>> start Records

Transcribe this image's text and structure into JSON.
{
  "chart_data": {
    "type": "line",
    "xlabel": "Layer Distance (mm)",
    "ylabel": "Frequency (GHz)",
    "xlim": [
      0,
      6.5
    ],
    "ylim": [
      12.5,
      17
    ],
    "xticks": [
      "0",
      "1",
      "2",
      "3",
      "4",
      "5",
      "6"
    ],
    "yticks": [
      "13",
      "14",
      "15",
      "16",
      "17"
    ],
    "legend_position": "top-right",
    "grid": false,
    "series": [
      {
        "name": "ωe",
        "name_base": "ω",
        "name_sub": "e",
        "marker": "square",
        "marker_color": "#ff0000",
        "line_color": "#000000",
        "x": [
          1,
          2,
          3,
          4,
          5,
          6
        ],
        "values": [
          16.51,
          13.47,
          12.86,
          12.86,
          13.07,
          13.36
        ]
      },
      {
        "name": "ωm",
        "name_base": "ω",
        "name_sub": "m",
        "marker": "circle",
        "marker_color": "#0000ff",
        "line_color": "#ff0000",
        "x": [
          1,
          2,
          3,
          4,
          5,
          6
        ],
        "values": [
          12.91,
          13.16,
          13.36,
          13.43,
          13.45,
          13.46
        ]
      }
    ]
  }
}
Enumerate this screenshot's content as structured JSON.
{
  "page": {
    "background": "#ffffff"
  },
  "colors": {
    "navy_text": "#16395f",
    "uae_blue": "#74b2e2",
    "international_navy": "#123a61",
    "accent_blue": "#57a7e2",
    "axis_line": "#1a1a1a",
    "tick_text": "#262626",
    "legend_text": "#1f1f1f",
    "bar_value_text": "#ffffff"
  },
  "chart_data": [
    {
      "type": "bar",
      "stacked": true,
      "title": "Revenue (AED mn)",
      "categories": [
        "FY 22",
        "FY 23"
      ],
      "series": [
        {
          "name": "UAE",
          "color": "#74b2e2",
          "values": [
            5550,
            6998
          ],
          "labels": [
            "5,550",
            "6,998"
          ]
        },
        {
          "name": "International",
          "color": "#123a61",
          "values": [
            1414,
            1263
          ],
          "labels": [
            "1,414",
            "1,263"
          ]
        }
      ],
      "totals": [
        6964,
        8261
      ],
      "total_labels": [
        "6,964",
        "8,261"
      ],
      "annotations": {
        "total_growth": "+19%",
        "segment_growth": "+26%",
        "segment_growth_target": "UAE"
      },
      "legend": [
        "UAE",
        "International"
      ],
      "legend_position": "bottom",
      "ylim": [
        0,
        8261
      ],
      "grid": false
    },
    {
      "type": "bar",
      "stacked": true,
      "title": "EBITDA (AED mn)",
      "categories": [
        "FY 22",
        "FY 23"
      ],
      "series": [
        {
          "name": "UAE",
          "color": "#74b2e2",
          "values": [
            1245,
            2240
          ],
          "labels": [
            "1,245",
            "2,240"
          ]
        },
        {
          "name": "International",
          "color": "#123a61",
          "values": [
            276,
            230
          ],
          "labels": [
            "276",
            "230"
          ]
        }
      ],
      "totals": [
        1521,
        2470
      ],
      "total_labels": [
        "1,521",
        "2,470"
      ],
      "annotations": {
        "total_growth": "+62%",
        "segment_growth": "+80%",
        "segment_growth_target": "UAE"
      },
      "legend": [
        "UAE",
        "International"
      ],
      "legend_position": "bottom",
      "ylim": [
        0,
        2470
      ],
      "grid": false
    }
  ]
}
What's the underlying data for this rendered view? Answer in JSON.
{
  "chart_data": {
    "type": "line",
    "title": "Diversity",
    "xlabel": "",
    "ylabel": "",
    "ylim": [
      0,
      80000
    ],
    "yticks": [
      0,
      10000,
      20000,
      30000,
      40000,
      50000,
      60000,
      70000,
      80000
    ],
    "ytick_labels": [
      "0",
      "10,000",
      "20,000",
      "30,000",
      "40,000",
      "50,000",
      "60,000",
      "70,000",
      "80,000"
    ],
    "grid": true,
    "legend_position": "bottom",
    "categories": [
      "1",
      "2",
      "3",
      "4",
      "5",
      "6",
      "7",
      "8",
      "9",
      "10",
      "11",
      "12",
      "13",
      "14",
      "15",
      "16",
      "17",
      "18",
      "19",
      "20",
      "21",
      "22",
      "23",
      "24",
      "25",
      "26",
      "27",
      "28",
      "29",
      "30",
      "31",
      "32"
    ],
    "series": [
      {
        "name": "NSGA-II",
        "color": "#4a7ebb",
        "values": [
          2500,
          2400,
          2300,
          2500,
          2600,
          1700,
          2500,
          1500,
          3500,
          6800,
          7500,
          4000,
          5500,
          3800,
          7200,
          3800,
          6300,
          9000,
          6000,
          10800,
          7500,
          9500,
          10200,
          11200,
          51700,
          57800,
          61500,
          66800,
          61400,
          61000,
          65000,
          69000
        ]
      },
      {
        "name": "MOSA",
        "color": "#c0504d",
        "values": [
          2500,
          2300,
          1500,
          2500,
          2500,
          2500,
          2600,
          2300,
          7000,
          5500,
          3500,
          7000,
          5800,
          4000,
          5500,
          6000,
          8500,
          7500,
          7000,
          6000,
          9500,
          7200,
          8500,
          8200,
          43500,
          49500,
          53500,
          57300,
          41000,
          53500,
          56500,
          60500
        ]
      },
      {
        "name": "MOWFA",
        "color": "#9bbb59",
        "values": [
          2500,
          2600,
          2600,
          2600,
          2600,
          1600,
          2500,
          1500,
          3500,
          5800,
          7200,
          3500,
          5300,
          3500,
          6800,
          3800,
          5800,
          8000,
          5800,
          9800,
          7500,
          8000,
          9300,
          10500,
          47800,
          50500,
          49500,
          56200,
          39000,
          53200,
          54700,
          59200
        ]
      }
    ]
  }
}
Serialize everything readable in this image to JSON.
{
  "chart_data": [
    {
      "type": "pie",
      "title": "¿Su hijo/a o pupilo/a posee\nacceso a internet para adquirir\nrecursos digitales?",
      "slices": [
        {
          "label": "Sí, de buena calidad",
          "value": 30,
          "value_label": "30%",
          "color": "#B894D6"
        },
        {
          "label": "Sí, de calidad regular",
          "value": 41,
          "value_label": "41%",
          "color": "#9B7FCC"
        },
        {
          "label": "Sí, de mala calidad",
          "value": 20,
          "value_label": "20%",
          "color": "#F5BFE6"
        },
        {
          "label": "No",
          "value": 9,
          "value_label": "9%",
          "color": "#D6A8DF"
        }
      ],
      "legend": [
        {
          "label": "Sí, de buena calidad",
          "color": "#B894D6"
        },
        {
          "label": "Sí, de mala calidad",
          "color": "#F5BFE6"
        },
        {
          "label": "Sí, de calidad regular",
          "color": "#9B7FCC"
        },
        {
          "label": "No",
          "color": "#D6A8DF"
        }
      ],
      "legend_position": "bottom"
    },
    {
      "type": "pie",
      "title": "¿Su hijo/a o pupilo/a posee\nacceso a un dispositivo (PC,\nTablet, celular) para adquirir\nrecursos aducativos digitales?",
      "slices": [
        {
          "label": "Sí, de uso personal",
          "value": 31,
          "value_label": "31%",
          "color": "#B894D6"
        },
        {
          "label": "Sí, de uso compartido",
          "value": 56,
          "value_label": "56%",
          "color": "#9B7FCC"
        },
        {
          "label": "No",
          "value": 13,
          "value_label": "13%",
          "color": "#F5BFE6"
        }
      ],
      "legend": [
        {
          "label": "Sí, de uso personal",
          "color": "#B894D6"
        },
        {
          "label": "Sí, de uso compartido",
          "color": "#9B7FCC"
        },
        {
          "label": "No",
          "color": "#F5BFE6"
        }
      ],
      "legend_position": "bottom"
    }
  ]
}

>> end Records

# [Directions for this task]
Scan the data for the word "para" and copy every line where it shows up.

# [Output of the exercise]
      "title": "¿Su hijo/a o pupilo/a posee\nacceso a internet para adquirir\nrecursos digitales?",
      "title": "¿Su hijo/a o pupilo/a posee\nacceso a un dispositivo (PC,\nTablet, celular) para adquirir\nrecursos aducativos digitales?",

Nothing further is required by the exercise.